• _Goal_:
Please copy the listing below word for word, starting at its first line and ending with the line that contains "zoom-minus-icon[interactable]: — xyxy=(6,296,10,304)", with both of those lines included.

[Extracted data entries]
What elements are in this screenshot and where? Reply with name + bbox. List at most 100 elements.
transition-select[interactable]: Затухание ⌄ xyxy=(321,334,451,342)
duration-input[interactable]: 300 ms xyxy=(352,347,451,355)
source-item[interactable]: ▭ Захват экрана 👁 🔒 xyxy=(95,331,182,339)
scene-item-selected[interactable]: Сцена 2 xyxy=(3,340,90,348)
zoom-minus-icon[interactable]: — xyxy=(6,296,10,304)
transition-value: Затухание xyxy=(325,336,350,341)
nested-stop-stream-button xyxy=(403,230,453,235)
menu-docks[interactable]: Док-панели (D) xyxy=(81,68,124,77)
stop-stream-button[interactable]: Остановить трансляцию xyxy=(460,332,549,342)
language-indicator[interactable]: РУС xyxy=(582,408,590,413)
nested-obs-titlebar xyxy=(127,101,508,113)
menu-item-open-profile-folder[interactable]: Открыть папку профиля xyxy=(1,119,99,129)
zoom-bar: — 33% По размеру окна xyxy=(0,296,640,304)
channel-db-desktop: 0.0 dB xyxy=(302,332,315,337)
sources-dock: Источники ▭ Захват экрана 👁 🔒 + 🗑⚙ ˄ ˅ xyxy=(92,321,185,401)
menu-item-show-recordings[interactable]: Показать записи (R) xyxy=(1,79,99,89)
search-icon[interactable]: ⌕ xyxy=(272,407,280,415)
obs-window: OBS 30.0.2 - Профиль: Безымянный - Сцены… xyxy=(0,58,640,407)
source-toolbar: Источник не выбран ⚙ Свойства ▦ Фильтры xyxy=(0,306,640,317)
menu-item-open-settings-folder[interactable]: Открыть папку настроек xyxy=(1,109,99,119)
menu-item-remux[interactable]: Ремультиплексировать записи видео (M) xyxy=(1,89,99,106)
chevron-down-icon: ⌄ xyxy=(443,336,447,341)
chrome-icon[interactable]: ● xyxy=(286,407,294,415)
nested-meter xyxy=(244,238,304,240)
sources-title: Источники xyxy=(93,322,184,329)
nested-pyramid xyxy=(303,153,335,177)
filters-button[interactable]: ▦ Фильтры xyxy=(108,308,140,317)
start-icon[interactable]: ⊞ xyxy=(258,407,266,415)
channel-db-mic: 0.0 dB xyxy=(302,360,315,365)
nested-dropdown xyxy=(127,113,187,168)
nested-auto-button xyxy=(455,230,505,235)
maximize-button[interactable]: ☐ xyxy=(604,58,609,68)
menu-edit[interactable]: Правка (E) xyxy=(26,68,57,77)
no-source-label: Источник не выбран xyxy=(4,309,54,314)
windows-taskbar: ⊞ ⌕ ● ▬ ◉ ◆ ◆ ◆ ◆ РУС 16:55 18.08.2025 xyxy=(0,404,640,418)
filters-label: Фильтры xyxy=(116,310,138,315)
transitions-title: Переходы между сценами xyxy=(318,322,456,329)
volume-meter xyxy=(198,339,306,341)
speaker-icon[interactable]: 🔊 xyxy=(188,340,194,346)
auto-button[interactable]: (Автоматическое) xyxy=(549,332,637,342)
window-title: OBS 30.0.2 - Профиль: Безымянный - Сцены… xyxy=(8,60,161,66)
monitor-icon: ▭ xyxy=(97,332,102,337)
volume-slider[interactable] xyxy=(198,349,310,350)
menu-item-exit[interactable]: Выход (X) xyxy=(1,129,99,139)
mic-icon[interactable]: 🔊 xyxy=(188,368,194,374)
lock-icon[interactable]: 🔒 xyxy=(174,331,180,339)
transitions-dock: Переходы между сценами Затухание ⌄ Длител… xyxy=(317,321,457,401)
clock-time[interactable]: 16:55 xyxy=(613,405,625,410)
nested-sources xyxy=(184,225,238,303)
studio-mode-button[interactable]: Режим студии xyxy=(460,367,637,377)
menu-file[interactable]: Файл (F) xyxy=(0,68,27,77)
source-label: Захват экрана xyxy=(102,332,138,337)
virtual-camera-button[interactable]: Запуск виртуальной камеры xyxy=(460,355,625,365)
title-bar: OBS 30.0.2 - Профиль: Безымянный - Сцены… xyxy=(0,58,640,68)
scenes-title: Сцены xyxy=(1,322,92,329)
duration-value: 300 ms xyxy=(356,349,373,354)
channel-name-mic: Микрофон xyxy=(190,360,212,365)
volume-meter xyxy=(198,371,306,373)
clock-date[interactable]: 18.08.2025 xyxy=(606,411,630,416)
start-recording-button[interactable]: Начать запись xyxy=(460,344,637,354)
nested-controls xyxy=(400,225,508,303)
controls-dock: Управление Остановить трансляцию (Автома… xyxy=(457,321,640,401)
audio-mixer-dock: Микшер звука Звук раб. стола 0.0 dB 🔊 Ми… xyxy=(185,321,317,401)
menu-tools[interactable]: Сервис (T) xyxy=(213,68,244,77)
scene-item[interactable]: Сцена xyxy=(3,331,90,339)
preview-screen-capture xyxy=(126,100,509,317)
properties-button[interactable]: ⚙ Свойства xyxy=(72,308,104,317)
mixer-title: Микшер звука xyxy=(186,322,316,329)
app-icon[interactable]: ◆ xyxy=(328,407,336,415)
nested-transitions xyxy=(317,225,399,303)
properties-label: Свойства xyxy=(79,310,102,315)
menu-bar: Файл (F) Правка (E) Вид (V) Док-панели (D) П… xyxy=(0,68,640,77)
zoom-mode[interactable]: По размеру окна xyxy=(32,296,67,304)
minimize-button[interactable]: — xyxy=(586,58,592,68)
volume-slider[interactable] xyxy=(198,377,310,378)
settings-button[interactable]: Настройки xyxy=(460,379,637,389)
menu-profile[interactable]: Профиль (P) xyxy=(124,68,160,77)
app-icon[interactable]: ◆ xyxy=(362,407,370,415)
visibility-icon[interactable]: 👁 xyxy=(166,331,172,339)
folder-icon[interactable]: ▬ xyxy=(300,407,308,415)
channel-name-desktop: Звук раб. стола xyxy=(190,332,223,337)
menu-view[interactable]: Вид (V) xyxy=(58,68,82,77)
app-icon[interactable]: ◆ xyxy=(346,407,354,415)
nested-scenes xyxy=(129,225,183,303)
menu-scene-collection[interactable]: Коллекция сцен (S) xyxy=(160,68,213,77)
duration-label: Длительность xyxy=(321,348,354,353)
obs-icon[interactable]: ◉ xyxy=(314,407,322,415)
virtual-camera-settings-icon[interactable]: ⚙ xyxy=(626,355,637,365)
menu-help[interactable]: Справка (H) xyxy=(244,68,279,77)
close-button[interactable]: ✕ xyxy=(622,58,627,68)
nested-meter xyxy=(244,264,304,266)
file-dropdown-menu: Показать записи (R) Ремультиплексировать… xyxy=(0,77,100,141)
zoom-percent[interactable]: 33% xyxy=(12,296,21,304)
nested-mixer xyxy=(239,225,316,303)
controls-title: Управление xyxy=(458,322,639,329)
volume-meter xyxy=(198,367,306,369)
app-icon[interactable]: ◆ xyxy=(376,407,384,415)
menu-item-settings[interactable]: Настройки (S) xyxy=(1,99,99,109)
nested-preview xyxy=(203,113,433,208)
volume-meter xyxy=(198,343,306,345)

• _Answer to this task_:
What elements are in this screenshot and where? Reply with name + bbox. List at most 100 elements.
transition-select[interactable]: Затухание ⌄ xyxy=(321,334,451,342)
duration-input[interactable]: 300 ms xyxy=(352,347,451,355)
source-item[interactable]: ▭ Захват экрана 👁 🔒 xyxy=(95,331,182,339)
scene-item-selected[interactable]: Сцена 2 xyxy=(3,340,90,348)
zoom-minus-icon[interactable]: — xyxy=(6,296,10,304)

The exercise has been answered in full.